══ DATA TO PROCESS

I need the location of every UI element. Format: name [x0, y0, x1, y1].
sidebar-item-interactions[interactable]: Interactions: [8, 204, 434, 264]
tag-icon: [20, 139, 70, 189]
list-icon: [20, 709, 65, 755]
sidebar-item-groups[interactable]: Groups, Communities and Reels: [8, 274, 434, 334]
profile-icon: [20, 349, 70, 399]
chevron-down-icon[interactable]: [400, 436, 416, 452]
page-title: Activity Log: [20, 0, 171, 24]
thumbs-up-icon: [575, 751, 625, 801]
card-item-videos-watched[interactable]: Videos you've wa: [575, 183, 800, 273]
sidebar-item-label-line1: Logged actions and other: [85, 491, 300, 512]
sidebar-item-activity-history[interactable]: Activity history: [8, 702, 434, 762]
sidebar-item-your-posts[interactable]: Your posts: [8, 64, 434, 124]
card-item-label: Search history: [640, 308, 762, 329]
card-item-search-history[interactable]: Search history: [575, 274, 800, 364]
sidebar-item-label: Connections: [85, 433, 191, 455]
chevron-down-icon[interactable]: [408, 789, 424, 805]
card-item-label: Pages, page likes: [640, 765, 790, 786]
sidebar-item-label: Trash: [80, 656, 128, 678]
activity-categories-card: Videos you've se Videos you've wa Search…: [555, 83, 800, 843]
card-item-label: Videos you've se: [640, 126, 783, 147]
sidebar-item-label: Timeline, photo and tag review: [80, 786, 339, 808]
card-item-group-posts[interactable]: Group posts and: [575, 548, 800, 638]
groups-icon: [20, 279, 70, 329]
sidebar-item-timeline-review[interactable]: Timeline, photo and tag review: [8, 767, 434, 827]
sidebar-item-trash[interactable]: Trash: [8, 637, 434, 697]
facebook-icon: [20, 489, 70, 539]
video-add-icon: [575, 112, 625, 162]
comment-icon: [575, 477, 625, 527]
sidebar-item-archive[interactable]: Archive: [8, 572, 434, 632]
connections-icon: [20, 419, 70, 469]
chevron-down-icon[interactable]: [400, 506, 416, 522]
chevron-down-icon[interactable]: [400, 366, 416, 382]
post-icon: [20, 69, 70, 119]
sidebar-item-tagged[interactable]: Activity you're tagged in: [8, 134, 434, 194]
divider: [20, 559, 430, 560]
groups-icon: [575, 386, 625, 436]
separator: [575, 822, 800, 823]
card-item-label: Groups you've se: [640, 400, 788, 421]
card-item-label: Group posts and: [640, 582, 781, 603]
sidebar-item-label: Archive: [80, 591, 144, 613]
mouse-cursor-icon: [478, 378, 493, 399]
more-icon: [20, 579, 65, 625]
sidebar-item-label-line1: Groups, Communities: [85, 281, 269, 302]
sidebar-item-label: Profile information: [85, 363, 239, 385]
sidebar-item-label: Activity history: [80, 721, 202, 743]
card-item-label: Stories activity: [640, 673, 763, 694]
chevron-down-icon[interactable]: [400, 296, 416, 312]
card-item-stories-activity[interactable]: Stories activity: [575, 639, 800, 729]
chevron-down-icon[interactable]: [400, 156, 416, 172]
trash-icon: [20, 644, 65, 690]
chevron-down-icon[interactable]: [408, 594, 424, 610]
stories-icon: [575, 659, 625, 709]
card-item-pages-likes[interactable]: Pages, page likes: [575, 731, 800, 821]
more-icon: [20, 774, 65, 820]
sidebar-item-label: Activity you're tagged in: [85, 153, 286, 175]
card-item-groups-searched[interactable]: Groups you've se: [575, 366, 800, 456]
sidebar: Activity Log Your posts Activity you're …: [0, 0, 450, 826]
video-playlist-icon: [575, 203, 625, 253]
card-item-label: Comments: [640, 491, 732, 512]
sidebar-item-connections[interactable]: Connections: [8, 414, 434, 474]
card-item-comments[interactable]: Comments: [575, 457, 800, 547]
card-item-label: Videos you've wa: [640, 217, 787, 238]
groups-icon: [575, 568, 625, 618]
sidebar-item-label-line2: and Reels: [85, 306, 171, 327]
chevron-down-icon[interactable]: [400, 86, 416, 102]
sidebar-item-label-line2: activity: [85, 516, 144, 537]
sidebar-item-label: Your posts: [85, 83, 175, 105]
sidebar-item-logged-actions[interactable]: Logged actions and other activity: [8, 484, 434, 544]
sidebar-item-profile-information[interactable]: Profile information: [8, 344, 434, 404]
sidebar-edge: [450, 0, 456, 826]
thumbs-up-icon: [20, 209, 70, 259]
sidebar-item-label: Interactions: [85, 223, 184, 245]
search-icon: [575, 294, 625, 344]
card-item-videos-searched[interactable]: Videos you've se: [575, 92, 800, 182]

════

▶ **WHAT THE TASK ASKS**:
Print every line of the records above word for word, without changing anything.

▶ **COMPLETED EXERCISE**:
I need the location of every UI element. Format: name [x0, y0, x1, y1].
sidebar-item-interactions[interactable]: Interactions: [8, 204, 434, 264]
tag-icon: [20, 139, 70, 189]
list-icon: [20, 709, 65, 755]
sidebar-item-groups[interactable]: Groups, Communities and Reels: [8, 274, 434, 334]
profile-icon: [20, 349, 70, 399]
chevron-down-icon[interactable]: [400, 436, 416, 452]
page-title: Activity Log: [20, 0, 171, 24]
thumbs-up-icon: [575, 751, 625, 801]
card-item-videos-watched[interactable]: Videos you've wa: [575, 183, 800, 273]
sidebar-item-label-line1: Logged actions and other: [85, 491, 300, 512]
sidebar-item-activity-history[interactable]: Activity history: [8, 702, 434, 762]
sidebar-item-your-posts[interactable]: Your posts: [8, 64, 434, 124]
card-item-label: Search history: [640, 308, 762, 329]
card-item-search-history[interactable]: Search history: [575, 274, 800, 364]
sidebar-item-label: Connections: [85, 433, 191, 455]
chevron-down-icon[interactable]: [408, 789, 424, 805]
card-item-label: Pages, page likes: [640, 765, 790, 786]
sidebar-item-label: Trash: [80, 656, 128, 678]
activity-categories-card: Videos you've se Videos you've wa Search…: [555, 83, 800, 843]
card-item-label: Videos you've se: [640, 126, 783, 147]
sidebar-item-label: Timeline, photo and tag review: [80, 786, 339, 808]
card-item-group-posts[interactable]: Group posts and: [575, 548, 800, 638]
groups-icon: [20, 279, 70, 329]
sidebar-item-timeline-review[interactable]: Timeline, photo and tag review: [8, 767, 434, 827]
sidebar-item-trash[interactable]: Trash: [8, 637, 434, 697]
facebook-icon: [20, 489, 70, 539]
video-add-icon: [575, 112, 625, 162]
comment-icon: [575, 477, 625, 527]
sidebar-item-archive[interactable]: Archive: [8, 572, 434, 632]
connections-icon: [20, 419, 70, 469]
chevron-down-icon[interactable]: [400, 506, 416, 522]
chevron-down-icon[interactable]: [400, 366, 416, 382]
post-icon: [20, 69, 70, 119]
sidebar-item-tagged[interactable]: Activity you're tagged in: [8, 134, 434, 194]
divider: [20, 559, 430, 560]
groups-icon: [575, 386, 625, 436]
separator: [575, 822, 800, 823]
card-item-label: Groups you've se: [640, 400, 788, 421]
card-item-label: Group posts and: [640, 582, 781, 603]
sidebar-item-label: Archive: [80, 591, 144, 613]
mouse-cursor-icon: [478, 378, 493, 399]
more-icon: [20, 579, 65, 625]
sidebar-item-label-line1: Groups, Communities: [85, 281, 269, 302]
sidebar-item-label: Profile information: [85, 363, 239, 385]
sidebar-item-label: Activity history: [80, 721, 202, 743]
card-item-label: Stories activity: [640, 673, 763, 694]
chevron-down-icon[interactable]: [400, 296, 416, 312]
card-item-stories-activity[interactable]: Stories activity: [575, 639, 800, 729]
chevron-down-icon[interactable]: [400, 156, 416, 172]
trash-icon: [20, 644, 65, 690]
chevron-down-icon[interactable]: [408, 594, 424, 610]
stories-icon: [575, 659, 625, 709]
card-item-pages-likes[interactable]: Pages, page likes: [575, 731, 800, 821]
more-icon: [20, 774, 65, 820]
sidebar-item-label: Activity you're tagged in: [85, 153, 286, 175]
card-item-groups-searched[interactable]: Groups you've se: [575, 366, 800, 456]
sidebar: Activity Log Your posts Activity you're …: [0, 0, 450, 826]
video-playlist-icon: [575, 203, 625, 253]
card-item-label: Comments: [640, 491, 732, 512]
sidebar-item-connections[interactable]: Connections: [8, 414, 434, 474]
card-item-comments[interactable]: Comments: [575, 457, 800, 547]
card-item-label: Videos you've wa: [640, 217, 787, 238]
groups-icon: [575, 568, 625, 618]
sidebar-item-label-line2: and Reels: [85, 306, 171, 327]
chevron-down-icon[interactable]: [400, 86, 416, 102]
sidebar-item-label-line2: activity: [85, 516, 144, 537]
sidebar-item-label: Your posts: [85, 83, 175, 105]
sidebar-item-logged-actions[interactable]: Logged actions and other activity: [8, 484, 434, 544]
sidebar-item-profile-information[interactable]: Profile information: [8, 344, 434, 404]
sidebar-edge: [450, 0, 456, 826]
thumbs-up-icon: [20, 209, 70, 259]
sidebar-item-label: Interactions: [85, 223, 184, 245]
search-icon: [575, 294, 625, 344]
card-item-videos-searched[interactable]: Videos you've se: [575, 92, 800, 182]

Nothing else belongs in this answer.